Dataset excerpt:
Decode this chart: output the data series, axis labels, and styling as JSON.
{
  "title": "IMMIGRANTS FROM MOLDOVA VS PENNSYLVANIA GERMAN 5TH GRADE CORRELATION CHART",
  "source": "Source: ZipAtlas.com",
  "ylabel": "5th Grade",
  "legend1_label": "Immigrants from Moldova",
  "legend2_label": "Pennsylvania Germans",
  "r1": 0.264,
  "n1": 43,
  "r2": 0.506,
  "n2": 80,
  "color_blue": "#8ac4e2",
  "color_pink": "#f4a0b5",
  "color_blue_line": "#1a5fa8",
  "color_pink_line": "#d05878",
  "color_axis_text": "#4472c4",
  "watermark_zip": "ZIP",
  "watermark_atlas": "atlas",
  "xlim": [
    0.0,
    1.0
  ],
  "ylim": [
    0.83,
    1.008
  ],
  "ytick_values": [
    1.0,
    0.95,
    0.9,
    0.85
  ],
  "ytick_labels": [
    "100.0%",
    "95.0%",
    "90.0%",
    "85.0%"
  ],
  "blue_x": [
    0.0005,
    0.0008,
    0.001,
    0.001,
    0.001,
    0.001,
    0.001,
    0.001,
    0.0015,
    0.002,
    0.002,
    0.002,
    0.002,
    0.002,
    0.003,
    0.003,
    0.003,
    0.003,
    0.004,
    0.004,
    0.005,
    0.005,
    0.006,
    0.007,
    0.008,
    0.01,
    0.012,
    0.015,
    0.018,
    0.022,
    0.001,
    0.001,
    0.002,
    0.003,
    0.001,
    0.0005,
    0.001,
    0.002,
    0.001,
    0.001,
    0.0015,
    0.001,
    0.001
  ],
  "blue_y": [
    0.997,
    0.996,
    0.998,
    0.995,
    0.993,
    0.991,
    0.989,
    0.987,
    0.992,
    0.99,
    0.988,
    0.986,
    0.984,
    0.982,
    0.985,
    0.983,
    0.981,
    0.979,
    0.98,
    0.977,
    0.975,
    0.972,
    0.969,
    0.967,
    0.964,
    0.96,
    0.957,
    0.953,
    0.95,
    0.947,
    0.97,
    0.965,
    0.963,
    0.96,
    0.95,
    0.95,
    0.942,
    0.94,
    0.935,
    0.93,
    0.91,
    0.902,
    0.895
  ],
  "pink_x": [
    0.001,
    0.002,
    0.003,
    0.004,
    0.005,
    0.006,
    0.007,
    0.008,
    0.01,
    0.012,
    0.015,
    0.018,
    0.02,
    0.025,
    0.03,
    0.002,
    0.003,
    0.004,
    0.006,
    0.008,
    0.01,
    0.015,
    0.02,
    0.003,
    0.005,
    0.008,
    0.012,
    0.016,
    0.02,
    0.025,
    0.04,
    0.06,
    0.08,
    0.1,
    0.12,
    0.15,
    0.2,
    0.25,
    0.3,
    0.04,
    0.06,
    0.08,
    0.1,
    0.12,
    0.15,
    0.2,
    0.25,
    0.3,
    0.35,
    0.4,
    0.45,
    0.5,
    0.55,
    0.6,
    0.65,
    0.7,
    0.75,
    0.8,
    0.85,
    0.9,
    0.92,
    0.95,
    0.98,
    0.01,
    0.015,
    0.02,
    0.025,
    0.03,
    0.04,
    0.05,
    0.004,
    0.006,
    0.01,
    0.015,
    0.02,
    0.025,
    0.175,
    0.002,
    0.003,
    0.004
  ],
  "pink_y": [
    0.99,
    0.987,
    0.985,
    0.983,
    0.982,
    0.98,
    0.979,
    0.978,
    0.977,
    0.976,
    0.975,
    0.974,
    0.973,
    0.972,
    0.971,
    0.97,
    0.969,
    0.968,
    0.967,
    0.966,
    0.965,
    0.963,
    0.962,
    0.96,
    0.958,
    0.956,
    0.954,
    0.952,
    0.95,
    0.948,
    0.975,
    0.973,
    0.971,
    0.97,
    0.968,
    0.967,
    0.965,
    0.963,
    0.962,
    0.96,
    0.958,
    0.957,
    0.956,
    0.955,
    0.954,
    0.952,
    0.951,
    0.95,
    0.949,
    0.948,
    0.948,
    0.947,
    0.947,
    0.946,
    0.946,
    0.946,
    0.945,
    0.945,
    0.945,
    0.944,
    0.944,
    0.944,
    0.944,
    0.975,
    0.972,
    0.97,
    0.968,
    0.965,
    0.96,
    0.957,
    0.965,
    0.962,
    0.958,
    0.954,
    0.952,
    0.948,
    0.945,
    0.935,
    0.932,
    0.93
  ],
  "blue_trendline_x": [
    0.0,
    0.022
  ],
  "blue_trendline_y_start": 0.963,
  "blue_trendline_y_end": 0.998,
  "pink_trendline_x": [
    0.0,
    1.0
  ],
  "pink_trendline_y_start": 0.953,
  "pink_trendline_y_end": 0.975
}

*WHAT IS EXPECTED:*
Word for word, quote all of the data above.

*EXERCISE ANSWER:*
Decode this chart: output the data series, axis labels, and styling as JSON.
{
  "title": "IMMIGRANTS FROM MOLDOVA VS PENNSYLVANIA GERMAN 5TH GRADE CORRELATION CHART",
  "source": "Source: ZipAtlas.com",
  "ylabel": "5th Grade",
  "legend1_label": "Immigrants from Moldova",
  "legend2_label": "Pennsylvania Germans",
  "r1": 0.264,
  "n1": 43,
  "r2": 0.506,
  "n2": 80,
  "color_blue": "#8ac4e2",
  "color_pink": "#f4a0b5",
  "color_blue_line": "#1a5fa8",
  "color_pink_line": "#d05878",
  "color_axis_text": "#4472c4",
  "watermark_zip": "ZIP",
  "watermark_atlas": "atlas",
  "xlim": [
    0.0,
    1.0
  ],
  "ylim": [
    0.83,
    1.008
  ],
  "ytick_values": [
    1.0,
    0.95,
    0.9,
    0.85
  ],
  "ytick_labels": [
    "100.0%",
    "95.0%",
    "90.0%",
    "85.0%"
  ],
  "blue_x": [
    0.0005,
    0.0008,
    0.001,
    0.001,
    0.001,
    0.001,
    0.001,
    0.001,
    0.0015,
    0.002,
    0.002,
    0.002,
    0.002,
    0.002,
    0.003,
    0.003,
    0.003,
    0.003,
    0.004,
    0.004,
    0.005,
    0.005,
    0.006,
    0.007,
    0.008,
    0.01,
    0.012,
    0.015,
    0.018,
    0.022,
    0.001,
    0.001,
    0.002,
    0.003,
    0.001,
    0.0005,
    0.001,
    0.002,
    0.001,
    0.001,
    0.0015,
    0.001,
    0.001
  ],
  "blue_y": [
    0.997,
    0.996,
    0.998,
    0.995,
    0.993,
    0.991,
    0.989,
    0.987,
    0.992,
    0.99,
    0.988,
    0.986,
    0.984,
    0.982,
    0.985,
    0.983,
    0.981,
    0.979,
    0.98,
    0.977,
    0.975,
    0.972,
    0.969,
    0.967,
    0.964,
    0.96,
    0.957,
    0.953,
    0.95,
    0.947,
    0.97,
    0.965,
    0.963,
    0.96,
    0.95,
    0.95,
    0.942,
    0.94,
    0.935,
    0.93,
    0.91,
    0.902,
    0.895
  ],
  "pink_x": [
    0.001,
    0.002,
    0.003,
    0.004,
    0.005,
    0.006,
    0.007,
    0.008,
    0.01,
    0.012,
    0.015,
    0.018,
    0.02,
    0.025,
    0.03,
    0.002,
    0.003,
    0.004,
    0.006,
    0.008,
    0.01,
    0.015,
    0.02,
    0.003,
    0.005,
    0.008,
    0.012,
    0.016,
    0.02,
    0.025,
    0.04,
    0.06,
    0.08,
    0.1,
    0.12,
    0.15,
    0.2,
    0.25,
    0.3,
    0.04,
    0.06,
    0.08,
    0.1,
    0.12,
    0.15,
    0.2,
    0.25,
    0.3,
    0.35,
    0.4,
    0.45,
    0.5,
    0.55,
    0.6,
    0.65,
    0.7,
    0.75,
    0.8,
    0.85,
    0.9,
    0.92,
    0.95,
    0.98,
    0.01,
    0.015,
    0.02,
    0.025,
    0.03,
    0.04,
    0.05,
    0.004,
    0.006,
    0.01,
    0.015,
    0.02,
    0.025,
    0.175,
    0.002,
    0.003,
    0.004
  ],
  "pink_y": [
    0.99,
    0.987,
    0.985,
    0.983,
    0.982,
    0.98,
    0.979,
    0.978,
    0.977,
    0.976,
    0.975,
    0.974,
    0.973,
    0.972,
    0.971,
    0.97,
    0.969,
    0.968,
    0.967,
    0.966,
    0.965,
    0.963,
    0.962,
    0.96,
    0.958,
    0.956,
    0.954,
    0.952,
    0.95,
    0.948,
    0.975,
    0.973,
    0.971,
    0.97,
    0.968,
    0.967,
    0.965,
    0.963,
    0.962,
    0.96,
    0.958,
    0.957,
    0.956,
    0.955,
    0.954,
    0.952,
    0.951,
    0.95,
    0.949,
    0.948,
    0.948,
    0.947,
    0.947,
    0.946,
    0.946,
    0.946,
    0.945,
    0.945,
    0.945,
    0.944,
    0.944,
    0.944,
    0.944,
    0.975,
    0.972,
    0.97,
    0.968,
    0.965,
    0.96,
    0.957,
    0.965,
    0.962,
    0.958,
    0.954,
    0.952,
    0.948,
    0.945,
    0.935,
    0.932,
    0.93
  ],
  "blue_trendline_x": [
    0.0,
    0.022
  ],
  "blue_trendline_y_start": 0.963,
  "blue_trendline_y_end": 0.998,
  "pink_trendline_x": [
    0.0,
    1.0
  ],
  "pink_trendline_y_start": 0.953,
  "pink_trendline_y_end": 0.975
}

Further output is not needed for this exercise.